## Texte fourni
• • • • • • •

La FED entre relance monétaire et discipline des taux
Historiquement, le débat se résume à deux directions opposées :
Première option, la relance monétaire : la Fed recommence à injecter des liquidités sur le marché obligataire, rachetant la dette avec des dollars fraîchement créés. Poussée à l'extrême, cette voie alimente l'inflation, voire l'hyperinflation.
Seconde option, la discipline des taux : maintenir des taux d'intérêt élevés pour contenir l'inflation, au prix d'une demande globale plus faible — un scénario qui rapproche d'une récession.
En 2026, la Fed a choisi une voie intermédiaire : elle a stoppé le QT et abaissé ses taux vers 3,50 – 3,75 % une fois l'inflation revenue sous contrôle, sans pour autant relancer un assouplissement quantitatif massif. Le « dilemme binaire » de 2022 s'est donc, pour l'instant, dénoué. Ces basculements entre assouplissement et resserrement s'inscrivent dans une logique plus large : pour les replacer, il est utile de situer ces dynamiques dans les phases d'un cycle de marché.

• • • • • • •

## Données de compréhension de documents

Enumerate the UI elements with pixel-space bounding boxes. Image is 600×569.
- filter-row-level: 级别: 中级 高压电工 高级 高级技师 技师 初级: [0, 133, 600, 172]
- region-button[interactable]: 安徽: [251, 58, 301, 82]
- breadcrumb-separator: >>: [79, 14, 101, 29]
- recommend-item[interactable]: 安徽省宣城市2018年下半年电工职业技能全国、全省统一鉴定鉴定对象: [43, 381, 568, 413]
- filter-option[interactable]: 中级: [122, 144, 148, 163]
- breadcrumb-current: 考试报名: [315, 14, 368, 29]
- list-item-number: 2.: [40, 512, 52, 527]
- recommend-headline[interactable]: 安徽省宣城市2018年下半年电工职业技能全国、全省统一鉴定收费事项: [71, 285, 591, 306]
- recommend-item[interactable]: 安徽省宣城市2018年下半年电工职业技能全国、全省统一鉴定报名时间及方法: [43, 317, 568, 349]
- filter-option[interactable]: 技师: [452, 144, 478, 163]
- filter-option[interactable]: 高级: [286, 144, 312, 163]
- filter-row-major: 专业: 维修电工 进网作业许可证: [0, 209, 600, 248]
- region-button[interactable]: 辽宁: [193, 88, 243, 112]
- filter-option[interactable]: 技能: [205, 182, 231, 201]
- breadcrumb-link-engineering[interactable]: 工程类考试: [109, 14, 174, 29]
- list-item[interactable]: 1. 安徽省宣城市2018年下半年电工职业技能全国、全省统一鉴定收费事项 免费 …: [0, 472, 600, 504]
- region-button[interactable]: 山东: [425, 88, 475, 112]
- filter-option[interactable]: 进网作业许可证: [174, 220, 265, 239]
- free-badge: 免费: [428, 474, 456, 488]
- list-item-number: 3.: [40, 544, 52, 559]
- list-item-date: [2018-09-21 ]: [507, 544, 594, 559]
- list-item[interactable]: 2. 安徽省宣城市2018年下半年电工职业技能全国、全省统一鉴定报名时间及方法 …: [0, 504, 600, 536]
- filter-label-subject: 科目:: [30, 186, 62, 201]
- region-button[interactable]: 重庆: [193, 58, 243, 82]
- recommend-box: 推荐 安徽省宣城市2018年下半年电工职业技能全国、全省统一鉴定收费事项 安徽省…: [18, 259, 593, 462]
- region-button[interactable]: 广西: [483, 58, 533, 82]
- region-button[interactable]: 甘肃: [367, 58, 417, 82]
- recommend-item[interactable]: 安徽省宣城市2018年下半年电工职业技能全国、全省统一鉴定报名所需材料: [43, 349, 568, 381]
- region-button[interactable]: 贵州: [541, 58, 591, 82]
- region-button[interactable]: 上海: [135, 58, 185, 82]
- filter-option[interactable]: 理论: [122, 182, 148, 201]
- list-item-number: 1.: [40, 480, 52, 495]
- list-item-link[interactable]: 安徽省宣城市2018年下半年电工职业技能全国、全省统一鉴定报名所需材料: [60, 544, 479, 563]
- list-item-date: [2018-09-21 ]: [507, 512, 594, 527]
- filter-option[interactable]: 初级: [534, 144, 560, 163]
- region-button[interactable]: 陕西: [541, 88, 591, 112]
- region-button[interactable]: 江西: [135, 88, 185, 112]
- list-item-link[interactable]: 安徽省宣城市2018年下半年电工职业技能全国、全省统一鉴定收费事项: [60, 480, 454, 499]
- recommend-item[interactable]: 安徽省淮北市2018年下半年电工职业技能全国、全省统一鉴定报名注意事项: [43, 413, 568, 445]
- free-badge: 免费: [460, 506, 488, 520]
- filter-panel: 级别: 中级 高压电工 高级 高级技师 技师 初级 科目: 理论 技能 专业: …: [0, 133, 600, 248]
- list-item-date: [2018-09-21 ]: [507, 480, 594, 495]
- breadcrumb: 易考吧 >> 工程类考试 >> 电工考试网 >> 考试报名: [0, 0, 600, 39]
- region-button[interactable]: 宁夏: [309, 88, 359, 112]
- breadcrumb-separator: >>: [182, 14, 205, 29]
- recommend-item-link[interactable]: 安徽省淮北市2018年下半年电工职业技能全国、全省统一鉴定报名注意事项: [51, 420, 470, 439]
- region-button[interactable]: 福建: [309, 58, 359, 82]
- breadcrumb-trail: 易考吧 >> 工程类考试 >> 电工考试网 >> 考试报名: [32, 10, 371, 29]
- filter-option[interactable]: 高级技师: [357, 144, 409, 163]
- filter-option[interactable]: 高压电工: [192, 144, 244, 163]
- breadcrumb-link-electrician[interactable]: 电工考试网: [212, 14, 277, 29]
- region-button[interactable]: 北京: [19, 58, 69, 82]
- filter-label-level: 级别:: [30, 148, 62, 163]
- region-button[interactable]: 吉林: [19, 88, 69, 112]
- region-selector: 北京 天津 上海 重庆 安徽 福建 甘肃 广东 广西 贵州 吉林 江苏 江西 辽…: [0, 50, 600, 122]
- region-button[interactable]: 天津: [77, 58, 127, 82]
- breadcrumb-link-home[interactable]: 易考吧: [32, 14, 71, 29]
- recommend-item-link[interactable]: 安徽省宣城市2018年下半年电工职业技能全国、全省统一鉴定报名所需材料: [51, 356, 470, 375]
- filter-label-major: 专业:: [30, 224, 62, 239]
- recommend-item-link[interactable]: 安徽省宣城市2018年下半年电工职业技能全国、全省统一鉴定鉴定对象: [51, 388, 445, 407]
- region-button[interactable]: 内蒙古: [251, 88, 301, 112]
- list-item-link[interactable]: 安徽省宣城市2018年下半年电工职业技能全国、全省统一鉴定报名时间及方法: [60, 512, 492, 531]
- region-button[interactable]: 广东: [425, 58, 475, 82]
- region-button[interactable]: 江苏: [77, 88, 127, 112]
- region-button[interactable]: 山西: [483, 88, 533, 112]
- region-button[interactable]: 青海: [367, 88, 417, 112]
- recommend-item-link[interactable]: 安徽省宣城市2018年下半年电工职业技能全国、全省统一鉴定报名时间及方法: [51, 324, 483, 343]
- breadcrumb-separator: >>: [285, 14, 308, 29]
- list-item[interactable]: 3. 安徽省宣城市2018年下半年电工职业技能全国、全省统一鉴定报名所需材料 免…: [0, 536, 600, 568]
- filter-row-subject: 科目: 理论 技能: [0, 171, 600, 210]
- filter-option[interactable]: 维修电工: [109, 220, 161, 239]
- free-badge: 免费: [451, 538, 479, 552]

• • • • • • •

## Consigne
Reprenez le texte sur la Fed et poursuivez-le après sa dernière phrase. Vous n'avez pas besoin des enregistrements.

## Résultat de l'exercice
L'inertie de la machine économique
Le super-tanker économique met du temps à changer de cap
Le resserrement monétaire d'une banque centrale prend du temps à se répercuter dans l'économie réelle, et il en va de même pour l'assouplissement. La plupart des propriétaires ne sont pas touchés immédiatement grâce aux hypothèques à taux fixe, mais les nouveaux acheteurs et les entreprises qui doivent se refinancer subissent les conditions de crédit du moment. En conséquence, une part variable des revenus est consacrée au service de la dette, au détriment de la consommation et de l'investissement — un frein structurel à la croissance lorsque les taux sont élevés.
Pourquoi tout cela concerne aussi les actions et la crypto
Une perturbation du marché du Trésor américain ne reste jamais cantonnée aux obligations. Compte tenu du rôle central du dollar dans le commerce mondial et en tant que monnaie de réserve internationale, le niveau des taux longs irrigue le prix de tous les actifs risqués. C'est précisément pour cela qu'il faut comprendre comment les taux et le SP500 sont corrélés au reste des actifs risqués, crypto comprise : quand le coût de l'argent sans risque monte, les actifs spéculatifs souffrent, et inversement.
Conclusion : lire les flux pour anticiper les marchés
En résumé, le marché obligataire américain a traversé une période de fortes tensions à partir de 2022, et même si le contexte s'est en partie normalisé en 2026 (fin du QT, baisse des taux, inflation maîtrisée), le poids de la dette — plus de 39 000 milliards de dollars — et l'érosion de la demande étrangère restent des sujets de fond. Pour les traders, comprendre ces dynamiques macroéconomiques est essentiel afin d'anticiper les retournements de tendance et d'adapter leur stratégie — un sujet que nous approfondissons dans notre formation trading gratuite.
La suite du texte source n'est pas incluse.